Exercise directions
Determine the number of lines that have the string "Kana" in them, and give only that number.

Data provided
>>>
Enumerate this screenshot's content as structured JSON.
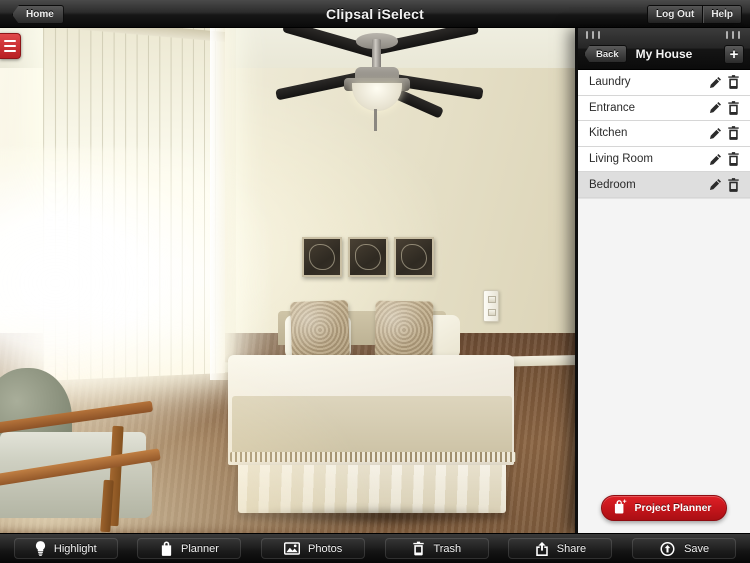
{
  "topbar": {
    "home_label": "Home",
    "title": "Clipsal iSelect",
    "logout_label": "Log Out",
    "help_label": "Help"
  },
  "stage": {
    "menu_button_name": "hamburger-menu-icon",
    "scene_description": "Bedroom photo with ceiling fan, vertical blinds, bed, triptych wall art, light switch and power outlet"
  },
  "panel": {
    "back_label": "Back",
    "title": "My House",
    "add_label": "+",
    "rooms": [
      {
        "label": "Laundry",
        "selected": false
      },
      {
        "label": "Entrance",
        "selected": false
      },
      {
        "label": "Kitchen",
        "selected": false
      },
      {
        "label": "Living Room",
        "selected": false
      },
      {
        "label": "Bedroom",
        "selected": true
      }
    ],
    "edit_icon": "pencil-icon",
    "delete_icon": "trash-icon",
    "planner_label": "Project Planner",
    "planner_icon": "shopping-bag-plus-icon",
    "planner_color": "#c3151b"
  },
  "toolbar": {
    "items": [
      {
        "label": "Highlight",
        "icon": "lightbulb-icon"
      },
      {
        "label": "Planner",
        "icon": "shopping-bag-icon"
      },
      {
        "label": "Photos",
        "icon": "photo-icon"
      },
      {
        "label": "Trash",
        "icon": "trash-icon"
      },
      {
        "label": "Share",
        "icon": "share-icon"
      },
      {
        "label": "Save",
        "icon": "cloud-upload-icon"
      }
    ]
  }
}
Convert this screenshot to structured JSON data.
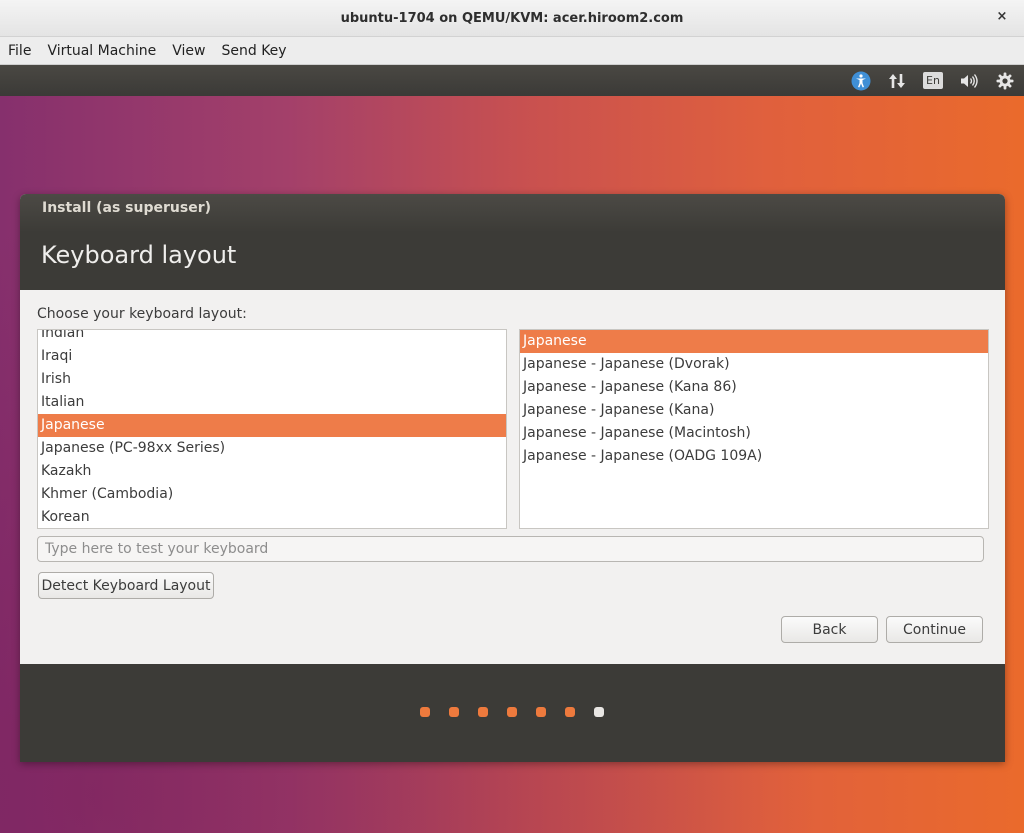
{
  "window": {
    "title": "ubuntu-1704 on QEMU/KVM: acer.hiroom2.com",
    "close_glyph": "×"
  },
  "menubar": {
    "items": [
      "File",
      "Virtual Machine",
      "View",
      "Send Key"
    ]
  },
  "top_panel": {
    "icons": [
      "accessibility-icon",
      "network-icon",
      "keyboard-indicator",
      "volume-icon",
      "system-gear-icon"
    ],
    "keyboard_indicator": "En"
  },
  "installer": {
    "window_title": "Install (as superuser)",
    "heading": "Keyboard layout",
    "choose_label": "Choose your keyboard layout:",
    "layouts": [
      {
        "label": "Indian",
        "selected": false
      },
      {
        "label": "Iraqi",
        "selected": false
      },
      {
        "label": "Irish",
        "selected": false
      },
      {
        "label": "Italian",
        "selected": false
      },
      {
        "label": "Japanese",
        "selected": true
      },
      {
        "label": "Japanese (PC-98xx Series)",
        "selected": false
      },
      {
        "label": "Kazakh",
        "selected": false
      },
      {
        "label": "Khmer (Cambodia)",
        "selected": false
      },
      {
        "label": "Korean",
        "selected": false
      }
    ],
    "variants": [
      {
        "label": "Japanese",
        "selected": true
      },
      {
        "label": "Japanese - Japanese (Dvorak)",
        "selected": false
      },
      {
        "label": "Japanese - Japanese (Kana 86)",
        "selected": false
      },
      {
        "label": "Japanese - Japanese (Kana)",
        "selected": false
      },
      {
        "label": "Japanese - Japanese (Macintosh)",
        "selected": false
      },
      {
        "label": "Japanese - Japanese (OADG 109A)",
        "selected": false
      }
    ],
    "test_input": {
      "value": "",
      "placeholder": "Type here to test your keyboard"
    },
    "detect_button": "Detect Keyboard Layout",
    "back_button": "Back",
    "continue_button": "Continue",
    "progress": {
      "total_steps": 7,
      "current_step": 7
    }
  },
  "colors": {
    "selection": "#ee7c49",
    "header_bg": "#3c3b37",
    "progress_dot": "#ee7a3d",
    "progress_dot_current": "#e8e6e3"
  }
}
<<<
Worked answer
2